* _WHAT IS REQUIRED_
Write out the material below again, unchanged.

* _DATA PROVIDED_

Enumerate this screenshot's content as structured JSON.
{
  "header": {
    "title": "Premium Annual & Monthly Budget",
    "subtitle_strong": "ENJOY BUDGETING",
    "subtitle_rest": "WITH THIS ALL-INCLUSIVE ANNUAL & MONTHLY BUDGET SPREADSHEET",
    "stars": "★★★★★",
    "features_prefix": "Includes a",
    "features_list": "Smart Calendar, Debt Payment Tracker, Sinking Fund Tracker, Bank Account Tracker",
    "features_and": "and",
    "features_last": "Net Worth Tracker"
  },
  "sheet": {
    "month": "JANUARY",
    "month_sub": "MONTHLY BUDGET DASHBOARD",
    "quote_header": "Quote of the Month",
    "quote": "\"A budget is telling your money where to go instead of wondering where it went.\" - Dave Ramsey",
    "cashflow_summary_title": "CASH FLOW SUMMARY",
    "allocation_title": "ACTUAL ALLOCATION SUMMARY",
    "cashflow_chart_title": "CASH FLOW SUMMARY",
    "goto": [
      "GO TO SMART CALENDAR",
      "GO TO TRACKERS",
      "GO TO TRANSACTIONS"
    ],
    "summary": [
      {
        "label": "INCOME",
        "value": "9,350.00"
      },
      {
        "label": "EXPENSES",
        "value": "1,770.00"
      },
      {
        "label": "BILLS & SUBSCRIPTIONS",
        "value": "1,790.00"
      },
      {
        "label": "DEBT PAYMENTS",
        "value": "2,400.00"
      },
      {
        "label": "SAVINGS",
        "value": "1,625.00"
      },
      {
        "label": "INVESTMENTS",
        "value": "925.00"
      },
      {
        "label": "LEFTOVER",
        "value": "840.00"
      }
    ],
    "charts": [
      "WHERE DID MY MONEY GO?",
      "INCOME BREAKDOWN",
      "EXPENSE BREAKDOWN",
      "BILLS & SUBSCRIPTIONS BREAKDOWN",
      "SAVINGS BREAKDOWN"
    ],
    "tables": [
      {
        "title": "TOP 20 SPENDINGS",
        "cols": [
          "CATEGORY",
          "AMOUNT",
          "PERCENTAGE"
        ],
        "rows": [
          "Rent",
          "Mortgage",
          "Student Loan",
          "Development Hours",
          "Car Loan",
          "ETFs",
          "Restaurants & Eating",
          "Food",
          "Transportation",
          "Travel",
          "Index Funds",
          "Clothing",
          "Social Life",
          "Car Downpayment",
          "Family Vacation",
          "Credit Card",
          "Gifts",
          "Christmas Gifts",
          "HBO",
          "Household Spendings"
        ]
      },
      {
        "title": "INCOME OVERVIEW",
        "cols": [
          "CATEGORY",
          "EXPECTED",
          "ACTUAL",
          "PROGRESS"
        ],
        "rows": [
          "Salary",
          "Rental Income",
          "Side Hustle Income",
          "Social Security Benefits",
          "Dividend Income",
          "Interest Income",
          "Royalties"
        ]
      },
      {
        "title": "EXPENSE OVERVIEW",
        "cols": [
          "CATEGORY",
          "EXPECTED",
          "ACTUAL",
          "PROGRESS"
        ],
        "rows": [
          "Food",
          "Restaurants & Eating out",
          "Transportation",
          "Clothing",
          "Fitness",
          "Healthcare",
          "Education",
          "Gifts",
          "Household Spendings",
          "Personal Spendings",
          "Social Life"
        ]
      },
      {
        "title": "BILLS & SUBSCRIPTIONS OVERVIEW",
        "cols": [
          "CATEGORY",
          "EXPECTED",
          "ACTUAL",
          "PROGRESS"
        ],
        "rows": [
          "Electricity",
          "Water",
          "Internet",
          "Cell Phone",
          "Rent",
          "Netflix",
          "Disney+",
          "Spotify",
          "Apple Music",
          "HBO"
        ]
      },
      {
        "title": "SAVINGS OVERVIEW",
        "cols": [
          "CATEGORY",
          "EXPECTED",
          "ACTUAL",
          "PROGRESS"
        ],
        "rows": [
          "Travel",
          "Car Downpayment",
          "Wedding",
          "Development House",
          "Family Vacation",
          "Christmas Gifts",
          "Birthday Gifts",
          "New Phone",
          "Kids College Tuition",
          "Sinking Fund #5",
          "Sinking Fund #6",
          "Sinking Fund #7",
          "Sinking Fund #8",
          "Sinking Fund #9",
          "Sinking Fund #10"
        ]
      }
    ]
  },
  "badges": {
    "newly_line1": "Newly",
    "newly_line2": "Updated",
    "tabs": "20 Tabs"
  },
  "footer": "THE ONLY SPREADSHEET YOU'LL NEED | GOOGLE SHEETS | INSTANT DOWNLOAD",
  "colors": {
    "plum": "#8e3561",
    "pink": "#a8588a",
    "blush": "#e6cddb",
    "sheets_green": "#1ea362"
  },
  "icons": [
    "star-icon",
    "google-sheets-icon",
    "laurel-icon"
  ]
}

* _COMPLETE ANSWER_
Enumerate this screenshot's content as structured JSON.
{
  "header": {
    "title": "Premium Annual & Monthly Budget",
    "subtitle_strong": "ENJOY BUDGETING",
    "subtitle_rest": "WITH THIS ALL-INCLUSIVE ANNUAL & MONTHLY BUDGET SPREADSHEET",
    "stars": "★★★★★",
    "features_prefix": "Includes a",
    "features_list": "Smart Calendar, Debt Payment Tracker, Sinking Fund Tracker, Bank Account Tracker",
    "features_and": "and",
    "features_last": "Net Worth Tracker"
  },
  "sheet": {
    "month": "JANUARY",
    "month_sub": "MONTHLY BUDGET DASHBOARD",
    "quote_header": "Quote of the Month",
    "quote": "\"A budget is telling your money where to go instead of wondering where it went.\" - Dave Ramsey",
    "cashflow_summary_title": "CASH FLOW SUMMARY",
    "allocation_title": "ACTUAL ALLOCATION SUMMARY",
    "cashflow_chart_title": "CASH FLOW SUMMARY",
    "goto": [
      "GO TO SMART CALENDAR",
      "GO TO TRACKERS",
      "GO TO TRANSACTIONS"
    ],
    "summary": [
      {
        "label": "INCOME",
        "value": "9,350.00"
      },
      {
        "label": "EXPENSES",
        "value": "1,770.00"
      },
      {
        "label": "BILLS & SUBSCRIPTIONS",
        "value": "1,790.00"
      },
      {
        "label": "DEBT PAYMENTS",
        "value": "2,400.00"
      },
      {
        "label": "SAVINGS",
        "value": "1,625.00"
      },
      {
        "label": "INVESTMENTS",
        "value": "925.00"
      },
      {
        "label": "LEFTOVER",
        "value": "840.00"
      }
    ],
    "charts": [
      "WHERE DID MY MONEY GO?",
      "INCOME BREAKDOWN",
      "EXPENSE BREAKDOWN",
      "BILLS & SUBSCRIPTIONS BREAKDOWN",
      "SAVINGS BREAKDOWN"
    ],
    "tables": [
      {
        "title": "TOP 20 SPENDINGS",
        "cols": [
          "CATEGORY",
          "AMOUNT",
          "PERCENTAGE"
        ],
        "rows": [
          "Rent",
          "Mortgage",
          "Student Loan",
          "Development Hours",
          "Car Loan",
          "ETFs",
          "Restaurants & Eating",
          "Food",
          "Transportation",
          "Travel",
          "Index Funds",
          "Clothing",
          "Social Life",
          "Car Downpayment",
          "Family Vacation",
          "Credit Card",
          "Gifts",
          "Christmas Gifts",
          "HBO",
          "Household Spendings"
        ]
      },
      {
        "title": "INCOME OVERVIEW",
        "cols": [
          "CATEGORY",
          "EXPECTED",
          "ACTUAL",
          "PROGRESS"
        ],
        "rows": [
          "Salary",
          "Rental Income",
          "Side Hustle Income",
          "Social Security Benefits",
          "Dividend Income",
          "Interest Income",
          "Royalties"
        ]
      },
      {
        "title": "EXPENSE OVERVIEW",
        "cols": [
          "CATEGORY",
          "EXPECTED",
          "ACTUAL",
          "PROGRESS"
        ],
        "rows": [
          "Food",
          "Restaurants & Eating out",
          "Transportation",
          "Clothing",
          "Fitness",
          "Healthcare",
          "Education",
          "Gifts",
          "Household Spendings",
          "Personal Spendings",
          "Social Life"
        ]
      },
      {
        "title": "BILLS & SUBSCRIPTIONS OVERVIEW",
        "cols": [
          "CATEGORY",
          "EXPECTED",
          "ACTUAL",
          "PROGRESS"
        ],
        "rows": [
          "Electricity",
          "Water",
          "Internet",
          "Cell Phone",
          "Rent",
          "Netflix",
          "Disney+",
          "Spotify",
          "Apple Music",
          "HBO"
        ]
      },
      {
        "title": "SAVINGS OVERVIEW",
        "cols": [
          "CATEGORY",
          "EXPECTED",
          "ACTUAL",
          "PROGRESS"
        ],
        "rows": [
          "Travel",
          "Car Downpayment",
          "Wedding",
          "Development House",
          "Family Vacation",
          "Christmas Gifts",
          "Birthday Gifts",
          "New Phone",
          "Kids College Tuition",
          "Sinking Fund #5",
          "Sinking Fund #6",
          "Sinking Fund #7",
          "Sinking Fund #8",
          "Sinking Fund #9",
          "Sinking Fund #10"
        ]
      }
    ]
  },
  "badges": {
    "newly_line1": "Newly",
    "newly_line2": "Updated",
    "tabs": "20 Tabs"
  },
  "footer": "THE ONLY SPREADSHEET YOU'LL NEED | GOOGLE SHEETS | INSTANT DOWNLOAD",
  "colors": {
    "plum": "#8e3561",
    "pink": "#a8588a",
    "blush": "#e6cddb",
    "sheets_green": "#1ea362"
  },
  "icons": [
    "star-icon",
    "google-sheets-icon",
    "laurel-icon"
  ]
}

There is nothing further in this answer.